Work required ->
Go through the entries below and print each one exactly, leaving out pictures.

Provided material ->
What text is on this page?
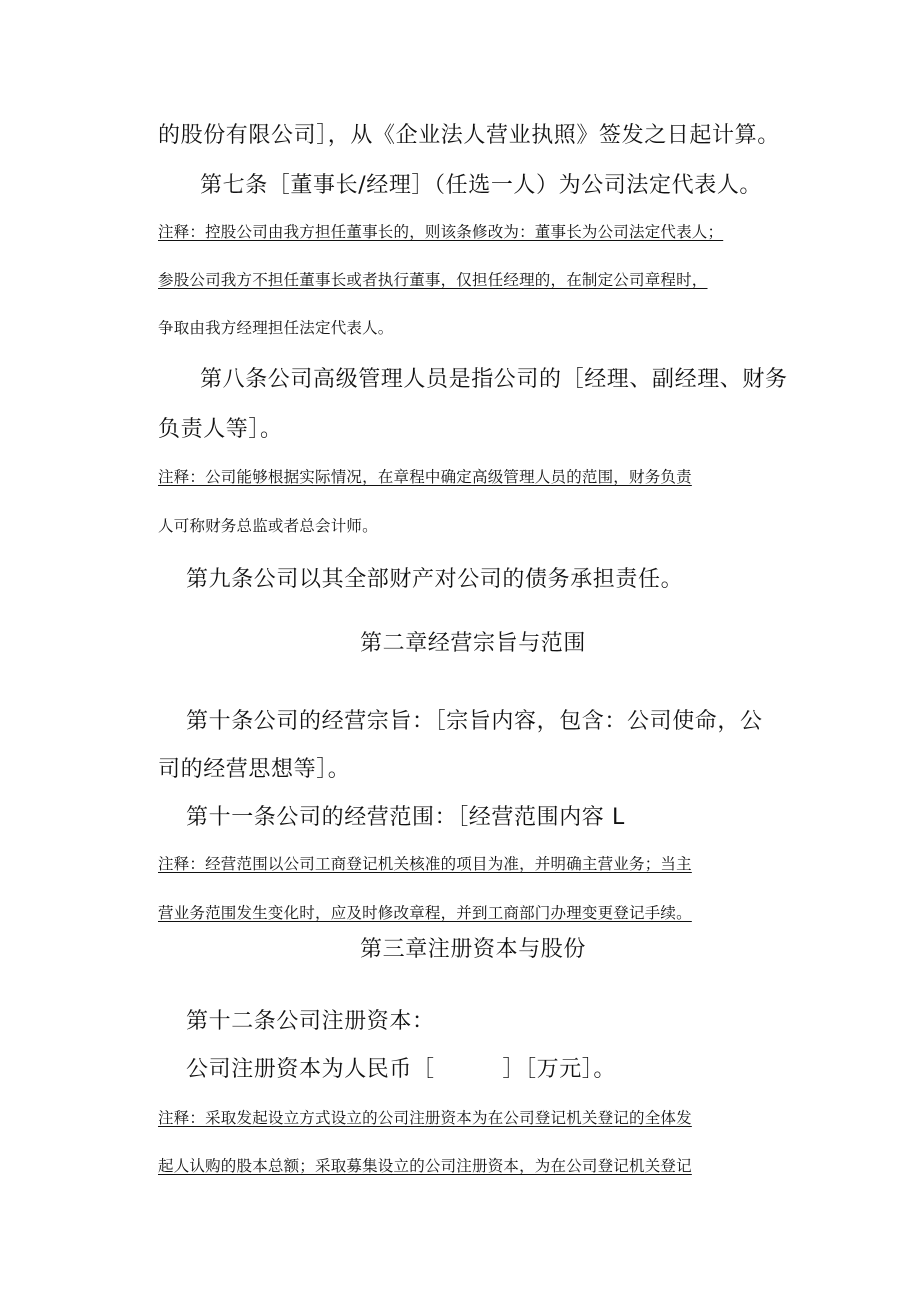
的股份有限公司］，从《企业法人营业执照》签发之日起计算。

第七条［董事长/经理］（任选一人）为公司法定代表人。

注释：控股公司由我方担任董事长的，则该条修改为：董事长为公司法定代表人；

参股公司我方不担任董事长或者执行董事，仅担任经理的，在制定公司章程时，

争取由我方经理担任法定代表人。

第八条公司高级管理人员是指公司的［经理、副经理、财务

负责人等］。

注释：公司能够根据实际情况，在章程中确定高级管理人员的范围，财务负责

人可称财务总监或者总会计师。

第九条公司以其全部财产对公司的债务承担责任。

第二章经营宗旨与范围

第十条公司的经营宗旨：［宗旨内容，包含：公司使命，公

司的经营思想等］。

第十一条公司的经营范围：［经营范围内容 L

注释：经营范围以公司工商登记机关核准的项目为准，并明确主营业务；当主

营业务范围发生变化时，应及时修改章程，并到工商部门办理变更登记手续。

第三章注册资本与股份

第十二条公司注册资本：

公司注册资本为人民币［　　　］［万元］。

注释：采取发起设立方式设立的公司注册资本为在公司登记机关登记的全体发

起人认购的股本总额；采取募集设立的公司注册资本，为在公司登记机关登记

Exercise answer ->
What text is on this page?
的股份有限公司］，从《企业法人营业执照》签发之日起计算。

第七条［董事长/经理］（任选一人）为公司法定代表人。

注释：控股公司由我方担任董事长的，则该条修改为：董事长为公司法定代表人；

参股公司我方不担任董事长或者执行董事，仅担任经理的，在制定公司章程时，

争取由我方经理担任法定代表人。

第八条公司高级管理人员是指公司的［经理、副经理、财务

负责人等］。

注释：公司能够根据实际情况，在章程中确定高级管理人员的范围，财务负责

人可称财务总监或者总会计师。

第九条公司以其全部财产对公司的债务承担责任。

第二章经营宗旨与范围

第十条公司的经营宗旨：［宗旨内容，包含：公司使命，公

司的经营思想等］。

第十一条公司的经营范围：［经营范围内容 L

注释：经营范围以公司工商登记机关核准的项目为准，并明确主营业务；当主

营业务范围发生变化时，应及时修改章程，并到工商部门办理变更登记手续。

第三章注册资本与股份

第十二条公司注册资本：

公司注册资本为人民币［　　　］［万元］。

注释：采取发起设立方式设立的公司注册资本为在公司登记机关登记的全体发

起人认购的股本总额；采取募集设立的公司注册资本，为在公司登记机关登记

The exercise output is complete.